§ Written request:
Write out all lines holding the word "BÖHME".

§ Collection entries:
________________
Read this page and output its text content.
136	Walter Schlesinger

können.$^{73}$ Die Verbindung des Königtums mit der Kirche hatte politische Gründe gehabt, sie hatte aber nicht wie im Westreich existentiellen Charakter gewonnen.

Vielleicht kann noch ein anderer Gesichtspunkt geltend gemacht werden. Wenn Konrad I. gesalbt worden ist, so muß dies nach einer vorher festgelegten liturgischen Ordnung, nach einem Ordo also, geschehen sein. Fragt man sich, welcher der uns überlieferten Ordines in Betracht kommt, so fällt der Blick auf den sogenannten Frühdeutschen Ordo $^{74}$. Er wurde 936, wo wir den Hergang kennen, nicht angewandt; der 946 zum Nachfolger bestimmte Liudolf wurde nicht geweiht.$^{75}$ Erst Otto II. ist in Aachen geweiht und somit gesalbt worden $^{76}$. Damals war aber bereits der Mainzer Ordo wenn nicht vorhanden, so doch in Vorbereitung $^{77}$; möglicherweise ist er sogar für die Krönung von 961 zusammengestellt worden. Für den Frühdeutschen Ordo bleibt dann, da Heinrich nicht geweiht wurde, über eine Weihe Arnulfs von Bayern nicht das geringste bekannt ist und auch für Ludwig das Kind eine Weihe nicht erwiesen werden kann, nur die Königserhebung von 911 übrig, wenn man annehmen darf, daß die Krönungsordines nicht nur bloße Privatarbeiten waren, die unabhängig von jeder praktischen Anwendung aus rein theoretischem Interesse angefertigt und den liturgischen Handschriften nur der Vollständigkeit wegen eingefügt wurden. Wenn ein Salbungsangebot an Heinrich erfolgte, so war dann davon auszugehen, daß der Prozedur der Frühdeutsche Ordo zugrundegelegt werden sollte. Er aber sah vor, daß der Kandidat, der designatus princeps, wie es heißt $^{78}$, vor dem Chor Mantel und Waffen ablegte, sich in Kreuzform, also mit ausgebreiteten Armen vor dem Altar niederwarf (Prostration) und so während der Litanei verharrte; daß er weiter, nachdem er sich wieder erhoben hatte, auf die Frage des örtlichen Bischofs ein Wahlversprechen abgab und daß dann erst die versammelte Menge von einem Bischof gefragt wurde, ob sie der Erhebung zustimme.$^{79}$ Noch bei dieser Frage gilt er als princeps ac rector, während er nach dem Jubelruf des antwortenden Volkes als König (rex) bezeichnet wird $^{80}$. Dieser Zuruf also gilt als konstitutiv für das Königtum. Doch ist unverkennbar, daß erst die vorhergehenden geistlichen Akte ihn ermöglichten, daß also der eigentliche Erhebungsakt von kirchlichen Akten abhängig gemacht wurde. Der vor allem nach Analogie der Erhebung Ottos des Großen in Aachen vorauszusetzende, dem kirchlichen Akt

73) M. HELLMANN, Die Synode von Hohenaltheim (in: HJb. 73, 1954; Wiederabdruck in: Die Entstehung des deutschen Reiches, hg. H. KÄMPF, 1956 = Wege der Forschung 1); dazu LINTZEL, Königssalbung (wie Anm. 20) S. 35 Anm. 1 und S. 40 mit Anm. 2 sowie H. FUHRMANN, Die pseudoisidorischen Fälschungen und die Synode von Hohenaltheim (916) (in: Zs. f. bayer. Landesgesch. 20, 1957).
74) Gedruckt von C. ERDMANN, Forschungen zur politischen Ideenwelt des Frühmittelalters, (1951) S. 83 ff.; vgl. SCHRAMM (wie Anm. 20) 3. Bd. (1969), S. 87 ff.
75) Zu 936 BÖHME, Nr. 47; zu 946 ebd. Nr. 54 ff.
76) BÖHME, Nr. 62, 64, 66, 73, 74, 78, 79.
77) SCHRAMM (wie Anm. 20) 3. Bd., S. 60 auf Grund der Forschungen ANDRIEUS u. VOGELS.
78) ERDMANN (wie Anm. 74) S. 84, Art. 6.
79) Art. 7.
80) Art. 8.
________________
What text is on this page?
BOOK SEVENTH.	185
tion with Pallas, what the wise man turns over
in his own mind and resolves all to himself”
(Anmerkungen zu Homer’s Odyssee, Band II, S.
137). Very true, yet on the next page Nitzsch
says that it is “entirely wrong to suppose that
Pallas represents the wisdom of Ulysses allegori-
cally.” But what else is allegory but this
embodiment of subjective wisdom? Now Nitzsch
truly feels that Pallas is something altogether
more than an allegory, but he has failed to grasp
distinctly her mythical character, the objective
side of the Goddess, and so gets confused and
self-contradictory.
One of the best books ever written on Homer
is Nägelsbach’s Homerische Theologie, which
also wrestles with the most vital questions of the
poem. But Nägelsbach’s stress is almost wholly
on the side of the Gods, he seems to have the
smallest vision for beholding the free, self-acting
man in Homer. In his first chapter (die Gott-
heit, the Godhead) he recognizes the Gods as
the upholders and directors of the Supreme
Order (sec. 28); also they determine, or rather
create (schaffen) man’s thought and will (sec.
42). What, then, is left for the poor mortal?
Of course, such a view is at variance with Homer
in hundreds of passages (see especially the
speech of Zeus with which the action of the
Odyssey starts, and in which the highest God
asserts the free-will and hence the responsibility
________________
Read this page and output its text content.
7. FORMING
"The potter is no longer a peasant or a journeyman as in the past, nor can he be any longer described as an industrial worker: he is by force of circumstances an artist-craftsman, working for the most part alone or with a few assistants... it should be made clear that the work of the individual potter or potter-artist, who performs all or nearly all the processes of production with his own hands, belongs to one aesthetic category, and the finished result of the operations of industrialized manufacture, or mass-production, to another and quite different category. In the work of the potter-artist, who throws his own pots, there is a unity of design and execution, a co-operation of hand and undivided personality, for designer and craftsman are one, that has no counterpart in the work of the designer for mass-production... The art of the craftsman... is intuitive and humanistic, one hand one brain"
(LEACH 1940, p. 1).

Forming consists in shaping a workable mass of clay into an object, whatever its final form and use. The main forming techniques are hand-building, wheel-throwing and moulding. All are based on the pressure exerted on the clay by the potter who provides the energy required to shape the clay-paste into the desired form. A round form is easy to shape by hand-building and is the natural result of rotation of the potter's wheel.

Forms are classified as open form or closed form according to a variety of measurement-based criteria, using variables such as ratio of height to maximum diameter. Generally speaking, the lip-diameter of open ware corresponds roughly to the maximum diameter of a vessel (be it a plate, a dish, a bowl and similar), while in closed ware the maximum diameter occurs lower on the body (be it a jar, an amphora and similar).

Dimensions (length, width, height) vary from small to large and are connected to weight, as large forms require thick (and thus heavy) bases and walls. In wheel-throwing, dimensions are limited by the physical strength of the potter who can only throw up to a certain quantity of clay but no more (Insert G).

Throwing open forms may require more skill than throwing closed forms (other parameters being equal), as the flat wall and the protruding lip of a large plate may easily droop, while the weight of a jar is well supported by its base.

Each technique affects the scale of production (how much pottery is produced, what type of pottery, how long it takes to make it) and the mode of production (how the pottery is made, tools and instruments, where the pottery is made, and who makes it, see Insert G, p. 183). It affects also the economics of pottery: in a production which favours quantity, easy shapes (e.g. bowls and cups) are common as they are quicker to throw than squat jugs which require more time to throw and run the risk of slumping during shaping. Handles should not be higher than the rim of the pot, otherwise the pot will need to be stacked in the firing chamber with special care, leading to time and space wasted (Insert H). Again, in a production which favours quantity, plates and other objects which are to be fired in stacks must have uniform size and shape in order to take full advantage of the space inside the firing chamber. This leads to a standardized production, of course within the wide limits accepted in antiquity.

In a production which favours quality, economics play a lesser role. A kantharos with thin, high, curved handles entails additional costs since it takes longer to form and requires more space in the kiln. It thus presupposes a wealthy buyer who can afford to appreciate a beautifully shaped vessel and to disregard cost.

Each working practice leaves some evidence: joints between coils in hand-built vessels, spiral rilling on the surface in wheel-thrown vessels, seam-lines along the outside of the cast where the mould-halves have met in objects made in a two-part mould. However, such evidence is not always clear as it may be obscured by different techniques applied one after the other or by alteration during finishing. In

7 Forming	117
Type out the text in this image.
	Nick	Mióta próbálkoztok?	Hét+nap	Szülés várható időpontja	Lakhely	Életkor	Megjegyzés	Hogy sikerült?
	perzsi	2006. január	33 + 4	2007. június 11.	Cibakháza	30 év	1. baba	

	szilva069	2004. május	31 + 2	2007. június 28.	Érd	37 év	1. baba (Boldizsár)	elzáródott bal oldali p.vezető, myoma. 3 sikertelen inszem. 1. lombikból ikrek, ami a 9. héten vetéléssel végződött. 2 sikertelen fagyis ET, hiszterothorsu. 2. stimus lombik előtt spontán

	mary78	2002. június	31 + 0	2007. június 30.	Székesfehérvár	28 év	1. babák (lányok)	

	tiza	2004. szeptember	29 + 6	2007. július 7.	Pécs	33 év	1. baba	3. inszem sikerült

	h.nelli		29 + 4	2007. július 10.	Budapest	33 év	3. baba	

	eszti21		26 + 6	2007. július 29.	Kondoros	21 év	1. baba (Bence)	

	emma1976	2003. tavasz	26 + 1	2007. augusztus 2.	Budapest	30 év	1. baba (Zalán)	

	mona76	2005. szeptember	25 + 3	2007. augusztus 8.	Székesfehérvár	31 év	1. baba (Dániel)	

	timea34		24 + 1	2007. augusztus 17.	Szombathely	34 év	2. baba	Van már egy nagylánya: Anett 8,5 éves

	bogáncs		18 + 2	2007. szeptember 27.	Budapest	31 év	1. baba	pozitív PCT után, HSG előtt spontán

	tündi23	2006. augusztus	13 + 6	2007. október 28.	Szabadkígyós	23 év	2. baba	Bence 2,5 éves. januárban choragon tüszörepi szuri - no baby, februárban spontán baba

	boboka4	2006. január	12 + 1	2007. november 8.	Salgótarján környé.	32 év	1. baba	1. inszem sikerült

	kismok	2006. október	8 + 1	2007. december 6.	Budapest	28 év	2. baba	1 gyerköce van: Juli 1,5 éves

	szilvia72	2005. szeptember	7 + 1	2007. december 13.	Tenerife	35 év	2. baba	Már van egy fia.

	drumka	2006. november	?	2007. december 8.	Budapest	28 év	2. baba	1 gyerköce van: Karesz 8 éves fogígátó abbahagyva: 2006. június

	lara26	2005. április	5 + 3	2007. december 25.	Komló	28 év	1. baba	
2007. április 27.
________________
§ Result of the exercise:
75) Zu 936 BÖHME, Nr. 47; zu 946 ebd. Nr. 54 ff.
76) BÖHME, Nr. 62, 64, 66, 73, 74, 78, 79.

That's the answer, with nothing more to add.